Exercise details
Copy down all of the data underneath, exactly as shown.
== == ==
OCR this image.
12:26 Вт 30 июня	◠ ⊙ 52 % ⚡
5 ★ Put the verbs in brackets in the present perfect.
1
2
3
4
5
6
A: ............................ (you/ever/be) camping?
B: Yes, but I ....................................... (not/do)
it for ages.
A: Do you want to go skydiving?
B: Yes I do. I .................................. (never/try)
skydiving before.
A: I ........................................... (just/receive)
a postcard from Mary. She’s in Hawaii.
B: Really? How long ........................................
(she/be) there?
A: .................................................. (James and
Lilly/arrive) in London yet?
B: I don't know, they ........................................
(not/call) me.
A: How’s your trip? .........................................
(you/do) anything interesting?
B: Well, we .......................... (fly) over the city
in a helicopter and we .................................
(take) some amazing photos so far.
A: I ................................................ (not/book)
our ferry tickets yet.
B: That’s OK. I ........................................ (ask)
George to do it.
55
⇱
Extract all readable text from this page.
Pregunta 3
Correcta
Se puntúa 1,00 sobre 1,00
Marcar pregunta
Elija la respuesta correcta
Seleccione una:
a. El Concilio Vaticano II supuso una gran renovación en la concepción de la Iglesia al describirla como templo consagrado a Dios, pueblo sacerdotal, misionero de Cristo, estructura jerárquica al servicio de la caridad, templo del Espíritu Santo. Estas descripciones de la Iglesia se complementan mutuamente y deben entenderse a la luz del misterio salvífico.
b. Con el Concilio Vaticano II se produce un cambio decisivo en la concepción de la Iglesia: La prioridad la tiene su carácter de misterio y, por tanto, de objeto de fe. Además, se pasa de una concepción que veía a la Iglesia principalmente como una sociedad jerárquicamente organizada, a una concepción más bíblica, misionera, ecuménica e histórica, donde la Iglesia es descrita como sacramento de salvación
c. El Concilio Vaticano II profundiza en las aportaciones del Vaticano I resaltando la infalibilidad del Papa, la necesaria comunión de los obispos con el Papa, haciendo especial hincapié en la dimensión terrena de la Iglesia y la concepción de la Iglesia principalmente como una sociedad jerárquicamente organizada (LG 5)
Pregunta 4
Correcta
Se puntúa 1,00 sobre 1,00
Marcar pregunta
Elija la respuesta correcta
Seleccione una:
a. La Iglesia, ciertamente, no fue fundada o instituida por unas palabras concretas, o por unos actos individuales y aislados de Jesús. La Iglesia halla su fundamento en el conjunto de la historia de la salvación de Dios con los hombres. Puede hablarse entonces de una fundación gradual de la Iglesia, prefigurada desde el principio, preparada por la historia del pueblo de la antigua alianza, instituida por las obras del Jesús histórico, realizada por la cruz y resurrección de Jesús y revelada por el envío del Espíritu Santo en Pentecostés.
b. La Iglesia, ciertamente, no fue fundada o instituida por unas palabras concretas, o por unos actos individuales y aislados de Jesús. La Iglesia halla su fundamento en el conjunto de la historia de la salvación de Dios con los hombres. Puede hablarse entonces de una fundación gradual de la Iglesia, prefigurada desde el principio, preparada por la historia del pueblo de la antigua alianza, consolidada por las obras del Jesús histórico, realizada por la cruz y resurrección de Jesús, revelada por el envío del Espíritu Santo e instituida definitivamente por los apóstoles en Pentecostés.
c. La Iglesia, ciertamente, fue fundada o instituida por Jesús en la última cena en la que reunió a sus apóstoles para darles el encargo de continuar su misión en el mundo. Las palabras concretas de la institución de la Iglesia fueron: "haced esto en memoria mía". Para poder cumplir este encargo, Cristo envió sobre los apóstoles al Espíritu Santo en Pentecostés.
== == ==
Task output
OCR this image.
12:26 Вт 30 июня	◠ ⊙ 52 % ⚡
5 ★ Put the verbs in brackets in the present perfect.
1
2
3
4
5
6
A: ............................ (you/ever/be) camping?
B: Yes, but I ....................................... (not/do)
it for ages.
A: Do you want to go skydiving?
B: Yes I do. I .................................. (never/try)
skydiving before.
A: I ........................................... (just/receive)
a postcard from Mary. She’s in Hawaii.
B: Really? How long ........................................
(she/be) there?
A: .................................................. (James and
Lilly/arrive) in London yet?
B: I don't know, they ........................................
(not/call) me.
A: How’s your trip? .........................................
(you/do) anything interesting?
B: Well, we .......................... (fly) over the city
in a helicopter and we .................................
(take) some amazing photos so far.
A: I ................................................ (not/book)
our ferry tickets yet.
B: That’s OK. I ........................................ (ask)
George to do it.
55
⇱
Extract all readable text from this page.
Pregunta 3
Correcta
Se puntúa 1,00 sobre 1,00
Marcar pregunta
Elija la respuesta correcta
Seleccione una:
a. El Concilio Vaticano II supuso una gran renovación en la concepción de la Iglesia al describirla como templo consagrado a Dios, pueblo sacerdotal, misionero de Cristo, estructura jerárquica al servicio de la caridad, templo del Espíritu Santo. Estas descripciones de la Iglesia se complementan mutuamente y deben entenderse a la luz del misterio salvífico.
b. Con el Concilio Vaticano II se produce un cambio decisivo en la concepción de la Iglesia: La prioridad la tiene su carácter de misterio y, por tanto, de objeto de fe. Además, se pasa de una concepción que veía a la Iglesia principalmente como una sociedad jerárquicamente organizada, a una concepción más bíblica, misionera, ecuménica e histórica, donde la Iglesia es descrita como sacramento de salvación
c. El Concilio Vaticano II profundiza en las aportaciones del Vaticano I resaltando la infalibilidad del Papa, la necesaria comunión de los obispos con el Papa, haciendo especial hincapié en la dimensión terrena de la Iglesia y la concepción de la Iglesia principalmente como una sociedad jerárquicamente organizada (LG 5)
Pregunta 4
Correcta
Se puntúa 1,00 sobre 1,00
Marcar pregunta
Elija la respuesta correcta
Seleccione una:
a. La Iglesia, ciertamente, no fue fundada o instituida por unas palabras concretas, o por unos actos individuales y aislados de Jesús. La Iglesia halla su fundamento en el conjunto de la historia de la salvación de Dios con los hombres. Puede hablarse entonces de una fundación gradual de la Iglesia, prefigurada desde el principio, preparada por la historia del pueblo de la antigua alianza, instituida por las obras del Jesús histórico, realizada por la cruz y resurrección de Jesús y revelada por el envío del Espíritu Santo en Pentecostés.
b. La Iglesia, ciertamente, no fue fundada o instituida por unas palabras concretas, o por unos actos individuales y aislados de Jesús. La Iglesia halla su fundamento en el conjunto de la historia de la salvación de Dios con los hombres. Puede hablarse entonces de una fundación gradual de la Iglesia, prefigurada desde el principio, preparada por la historia del pueblo de la antigua alianza, consolidada por las obras del Jesús histórico, realizada por la cruz y resurrección de Jesús, revelada por el envío del Espíritu Santo e instituida definitivamente por los apóstoles en Pentecostés.
c. La Iglesia, ciertamente, fue fundada o instituida por Jesús en la última cena en la que reunió a sus apóstoles para darles el encargo de continuar su misión en el mundo. Las palabras concretas de la institución de la Iglesia fueron: "haced esto en memoria mía". Para poder cumplir este encargo, Cristo envió sobre los apóstoles al Espíritu Santo en Pentecostés.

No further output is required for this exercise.